Given request ->
The entries below should be transcribed in their entirety, exactly as written.

[Part of a data file]
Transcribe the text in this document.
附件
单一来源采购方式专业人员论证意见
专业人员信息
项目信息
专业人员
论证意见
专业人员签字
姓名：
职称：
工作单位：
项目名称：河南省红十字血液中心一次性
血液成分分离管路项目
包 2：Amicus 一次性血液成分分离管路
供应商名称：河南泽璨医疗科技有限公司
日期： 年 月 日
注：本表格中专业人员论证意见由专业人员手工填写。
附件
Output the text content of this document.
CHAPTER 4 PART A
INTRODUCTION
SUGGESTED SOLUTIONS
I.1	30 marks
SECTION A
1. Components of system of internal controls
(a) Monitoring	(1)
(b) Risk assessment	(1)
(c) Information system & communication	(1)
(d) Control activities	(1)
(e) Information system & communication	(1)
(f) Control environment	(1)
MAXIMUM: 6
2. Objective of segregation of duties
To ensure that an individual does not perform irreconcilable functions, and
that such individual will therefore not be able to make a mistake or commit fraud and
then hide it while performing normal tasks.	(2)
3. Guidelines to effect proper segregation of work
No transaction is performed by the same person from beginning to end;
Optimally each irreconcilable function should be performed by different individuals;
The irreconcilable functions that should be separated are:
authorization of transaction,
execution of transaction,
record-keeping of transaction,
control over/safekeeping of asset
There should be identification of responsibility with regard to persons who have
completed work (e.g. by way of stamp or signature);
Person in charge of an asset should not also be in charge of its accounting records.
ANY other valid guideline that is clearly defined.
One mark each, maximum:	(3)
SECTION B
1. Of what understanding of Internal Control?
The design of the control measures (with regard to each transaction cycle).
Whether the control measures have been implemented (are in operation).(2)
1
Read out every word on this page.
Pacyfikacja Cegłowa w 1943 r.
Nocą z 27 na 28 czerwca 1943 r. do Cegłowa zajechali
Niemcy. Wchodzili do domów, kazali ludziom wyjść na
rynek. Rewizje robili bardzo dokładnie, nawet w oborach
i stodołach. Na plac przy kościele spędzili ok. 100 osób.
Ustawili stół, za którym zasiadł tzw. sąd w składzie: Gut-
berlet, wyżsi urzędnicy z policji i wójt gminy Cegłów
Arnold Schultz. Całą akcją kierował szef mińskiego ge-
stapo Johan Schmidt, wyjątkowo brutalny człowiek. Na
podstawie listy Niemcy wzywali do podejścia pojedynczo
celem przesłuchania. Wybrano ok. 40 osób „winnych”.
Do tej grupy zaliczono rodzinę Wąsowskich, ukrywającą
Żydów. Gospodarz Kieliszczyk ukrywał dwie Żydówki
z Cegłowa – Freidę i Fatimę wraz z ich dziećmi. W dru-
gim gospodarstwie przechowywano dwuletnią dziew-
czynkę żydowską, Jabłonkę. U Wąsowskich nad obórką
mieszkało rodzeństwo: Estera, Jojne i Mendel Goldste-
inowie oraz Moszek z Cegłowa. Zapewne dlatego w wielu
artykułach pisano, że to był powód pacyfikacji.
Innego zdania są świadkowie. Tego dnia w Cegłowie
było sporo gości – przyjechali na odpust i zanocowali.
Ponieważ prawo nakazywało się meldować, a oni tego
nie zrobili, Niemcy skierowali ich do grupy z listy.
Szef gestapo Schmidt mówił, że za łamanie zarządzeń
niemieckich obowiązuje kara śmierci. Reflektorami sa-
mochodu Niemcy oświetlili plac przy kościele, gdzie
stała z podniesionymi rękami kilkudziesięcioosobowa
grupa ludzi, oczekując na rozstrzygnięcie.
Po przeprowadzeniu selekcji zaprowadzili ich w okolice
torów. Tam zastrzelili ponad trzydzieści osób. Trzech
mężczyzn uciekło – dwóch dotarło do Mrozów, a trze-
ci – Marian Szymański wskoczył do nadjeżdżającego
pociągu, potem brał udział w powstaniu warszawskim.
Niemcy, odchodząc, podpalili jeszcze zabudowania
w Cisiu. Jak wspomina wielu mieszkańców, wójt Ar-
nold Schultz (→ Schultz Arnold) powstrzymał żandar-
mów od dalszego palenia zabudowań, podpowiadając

Problem solution ->
Transcribe the text in this document.
附件
单一来源采购方式专业人员论证意见
专业人员信息
项目信息
专业人员
论证意见
专业人员签字
姓名：
职称：
工作单位：
项目名称：河南省红十字血液中心一次性
血液成分分离管路项目
包 2：Amicus 一次性血液成分分离管路
供应商名称：河南泽璨医疗科技有限公司
日期： 年 月 日
注：本表格中专业人员论证意见由专业人员手工填写。
附件
Output the text content of this document.
CHAPTER 4 PART A
INTRODUCTION
SUGGESTED SOLUTIONS
I.1	30 marks
SECTION A
1. Components of system of internal controls
(a) Monitoring	(1)
(b) Risk assessment	(1)
(c) Information system & communication	(1)
(d) Control activities	(1)
(e) Information system & communication	(1)
(f) Control environment	(1)
MAXIMUM: 6
2. Objective of segregation of duties
To ensure that an individual does not perform irreconcilable functions, and
that such individual will therefore not be able to make a mistake or commit fraud and
then hide it while performing normal tasks.	(2)
3. Guidelines to effect proper segregation of work
No transaction is performed by the same person from beginning to end;
Optimally each irreconcilable function should be performed by different individuals;
The irreconcilable functions that should be separated are:
authorization of transaction,
execution of transaction,
record-keeping of transaction,
control over/safekeeping of asset
There should be identification of responsibility with regard to persons who have
completed work (e.g. by way of stamp or signature);
Person in charge of an asset should not also be in charge of its accounting records.
ANY other valid guideline that is clearly defined.
One mark each, maximum:	(3)
SECTION B
1. Of what understanding of Internal Control?
The design of the control measures (with regard to each transaction cycle).
Whether the control measures have been implemented (are in operation).(2)
1
Read out every word on this page.
Pacyfikacja Cegłowa w 1943 r.
Nocą z 27 na 28 czerwca 1943 r. do Cegłowa zajechali
Niemcy. Wchodzili do domów, kazali ludziom wyjść na
rynek. Rewizje robili bardzo dokładnie, nawet w oborach
i stodołach. Na plac przy kościele spędzili ok. 100 osób.
Ustawili stół, za którym zasiadł tzw. sąd w składzie: Gut-
berlet, wyżsi urzędnicy z policji i wójt gminy Cegłów
Arnold Schultz. Całą akcją kierował szef mińskiego ge-
stapo Johan Schmidt, wyjątkowo brutalny człowiek. Na
podstawie listy Niemcy wzywali do podejścia pojedynczo
celem przesłuchania. Wybrano ok. 40 osób „winnych”.
Do tej grupy zaliczono rodzinę Wąsowskich, ukrywającą
Żydów. Gospodarz Kieliszczyk ukrywał dwie Żydówki
z Cegłowa – Freidę i Fatimę wraz z ich dziećmi. W dru-
gim gospodarstwie przechowywano dwuletnią dziew-
czynkę żydowską, Jabłonkę. U Wąsowskich nad obórką
mieszkało rodzeństwo: Estera, Jojne i Mendel Goldste-
inowie oraz Moszek z Cegłowa. Zapewne dlatego w wielu
artykułach pisano, że to był powód pacyfikacji.
Innego zdania są świadkowie. Tego dnia w Cegłowie
było sporo gości – przyjechali na odpust i zanocowali.
Ponieważ prawo nakazywało się meldować, a oni tego
nie zrobili, Niemcy skierowali ich do grupy z listy.
Szef gestapo Schmidt mówił, że za łamanie zarządzeń
niemieckich obowiązuje kara śmierci. Reflektorami sa-
mochodu Niemcy oświetlili plac przy kościele, gdzie
stała z podniesionymi rękami kilkudziesięcioosobowa
grupa ludzi, oczekując na rozstrzygnięcie.
Po przeprowadzeniu selekcji zaprowadzili ich w okolice
torów. Tam zastrzelili ponad trzydzieści osób. Trzech
mężczyzn uciekło – dwóch dotarło do Mrozów, a trze-
ci – Marian Szymański wskoczył do nadjeżdżającego
pociągu, potem brał udział w powstaniu warszawskim.
Niemcy, odchodząc, podpalili jeszcze zabudowania
w Cisiu. Jak wspomina wielu mieszkańców, wójt Ar-
nold Schultz (→ Schultz Arnold) powstrzymał żandar-
mów od dalszego palenia zabudowań, podpowiadając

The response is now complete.